EXTRAIT:
────

Le 29 septembre 2025, des inspecteurs mandatés par la Commission européenne ont mené des perquisitions dans plusieurs locaux de Sanofi en France et en Allemagne. L’opération, confirmée par l’entreprise elle-même, porte sur d’éventuelles pratiques anticoncurrentielles dans le secteur des vaccins contre la grippe saisonnière. Selon Bruxelles, l’objectif est de vérifier si le groupe a abusé
Vaccins : du « dénigrement anticoncurrentiel » de la part de Sanofi ?
Les faits reprochés à Sanofi s’inscrivent dans le cadre du droit de la concurrence européen, et plus précisément de l’article 102 du Traité sur le fonctionnement de l’Union européenne. Cet article interdit à une entreprise en position dominante de mettre en place des pratiques d’exclusion ou de restriction de concurrence. La Commission rappelle que des sanctions pouvant atteindre 10 % du chiffre d’affaires mondial d’une entreprise sont possibles en cas d’infraction avérée.
Selon les informations publiées par le Financial Times, Bruxelles suspecte Sanofi d’avoir eu recours à des méthodes de « dénigrement anticoncurrentiel ». Concrètement, cela désigne des campagnes visant à discréditer les vaccins concurrents pour convaincre les autorités de santé ou les prescripteurs d’écarter leurs produits au profit de ceux du laboratoire français. De plus, la Commission évoque des pratiques d’exclusion, par lesquelles Sanofi aurait tenté de verrouiller le marché en limitant la capacité de ses rivaux à accéder aux circuits de distribution.

────

DONNÉES D'ENTRÉE:
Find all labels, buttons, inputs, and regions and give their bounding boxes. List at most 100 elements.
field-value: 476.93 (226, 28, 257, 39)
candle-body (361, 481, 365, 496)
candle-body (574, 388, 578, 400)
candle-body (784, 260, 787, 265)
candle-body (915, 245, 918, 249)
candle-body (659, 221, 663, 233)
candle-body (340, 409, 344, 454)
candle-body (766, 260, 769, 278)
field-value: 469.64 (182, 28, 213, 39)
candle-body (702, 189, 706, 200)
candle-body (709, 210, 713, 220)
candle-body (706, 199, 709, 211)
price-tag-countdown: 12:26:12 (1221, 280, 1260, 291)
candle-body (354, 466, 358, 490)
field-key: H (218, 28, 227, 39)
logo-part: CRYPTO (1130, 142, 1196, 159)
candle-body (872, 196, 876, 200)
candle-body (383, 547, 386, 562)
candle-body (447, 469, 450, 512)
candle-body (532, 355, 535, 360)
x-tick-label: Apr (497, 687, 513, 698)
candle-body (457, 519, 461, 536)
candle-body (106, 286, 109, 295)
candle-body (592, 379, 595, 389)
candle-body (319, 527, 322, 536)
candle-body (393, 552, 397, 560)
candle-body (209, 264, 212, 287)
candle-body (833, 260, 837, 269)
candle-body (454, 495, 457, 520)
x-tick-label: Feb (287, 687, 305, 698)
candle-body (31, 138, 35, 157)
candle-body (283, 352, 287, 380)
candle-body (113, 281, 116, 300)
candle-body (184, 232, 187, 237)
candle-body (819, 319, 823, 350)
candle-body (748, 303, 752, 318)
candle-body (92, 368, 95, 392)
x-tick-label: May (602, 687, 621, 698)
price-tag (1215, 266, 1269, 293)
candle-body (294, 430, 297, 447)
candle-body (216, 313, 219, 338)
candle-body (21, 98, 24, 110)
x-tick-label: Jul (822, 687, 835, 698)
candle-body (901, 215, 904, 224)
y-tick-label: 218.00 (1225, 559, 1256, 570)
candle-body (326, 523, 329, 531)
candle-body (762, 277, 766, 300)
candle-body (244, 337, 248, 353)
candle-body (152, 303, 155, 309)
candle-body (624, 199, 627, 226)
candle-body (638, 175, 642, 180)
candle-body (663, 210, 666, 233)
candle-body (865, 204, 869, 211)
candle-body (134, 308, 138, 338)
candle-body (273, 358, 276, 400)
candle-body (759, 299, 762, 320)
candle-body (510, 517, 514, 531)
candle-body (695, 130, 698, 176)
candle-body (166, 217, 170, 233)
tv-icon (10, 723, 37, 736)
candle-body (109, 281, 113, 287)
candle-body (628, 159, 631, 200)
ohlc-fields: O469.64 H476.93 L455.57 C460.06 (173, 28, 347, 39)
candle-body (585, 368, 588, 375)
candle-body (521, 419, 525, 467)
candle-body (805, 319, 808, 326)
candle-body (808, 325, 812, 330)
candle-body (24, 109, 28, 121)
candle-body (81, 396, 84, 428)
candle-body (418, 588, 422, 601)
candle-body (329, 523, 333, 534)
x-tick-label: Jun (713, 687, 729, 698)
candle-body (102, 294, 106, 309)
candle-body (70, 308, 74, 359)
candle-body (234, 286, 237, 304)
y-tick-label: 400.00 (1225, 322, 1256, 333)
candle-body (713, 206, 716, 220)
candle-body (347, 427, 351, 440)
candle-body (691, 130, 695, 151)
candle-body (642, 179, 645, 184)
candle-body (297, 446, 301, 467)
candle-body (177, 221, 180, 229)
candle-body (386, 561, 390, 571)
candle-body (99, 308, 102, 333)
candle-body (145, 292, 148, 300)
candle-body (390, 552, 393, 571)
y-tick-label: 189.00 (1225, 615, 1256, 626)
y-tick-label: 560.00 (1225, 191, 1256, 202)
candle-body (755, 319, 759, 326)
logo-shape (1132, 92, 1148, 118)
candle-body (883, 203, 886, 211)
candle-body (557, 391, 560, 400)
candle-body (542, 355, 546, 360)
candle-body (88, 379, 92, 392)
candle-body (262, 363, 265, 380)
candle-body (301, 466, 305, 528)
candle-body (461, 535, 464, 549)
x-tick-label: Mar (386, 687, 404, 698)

────

CONSIGNE: Recopiez le passage de l'extrait qui commence à « Le 29 septembre » et se termine à « de Sanofi ? », en substituant « rougeole » à « grippe ». Les lignes n'ont aucun rapport avec l'extrait.

RÉPONSE:
Le 29 septembre 2025, des inspecteurs mandatés par la Commission européenne ont mené des perquisitions dans plusieurs locaux de Sanofi en France et en Allemagne. L’opération, confirmée par l’entreprise elle-même, porte sur d’éventuelles pratiques anticoncurrentielles dans le secteur des vaccins contre la rougeole saisonnière. Selon Bruxelles, l’objectif est de vérifier si le groupe a abusé
Vaccins : du « dénigrement anticoncurrentiel » de la part de Sanofi ?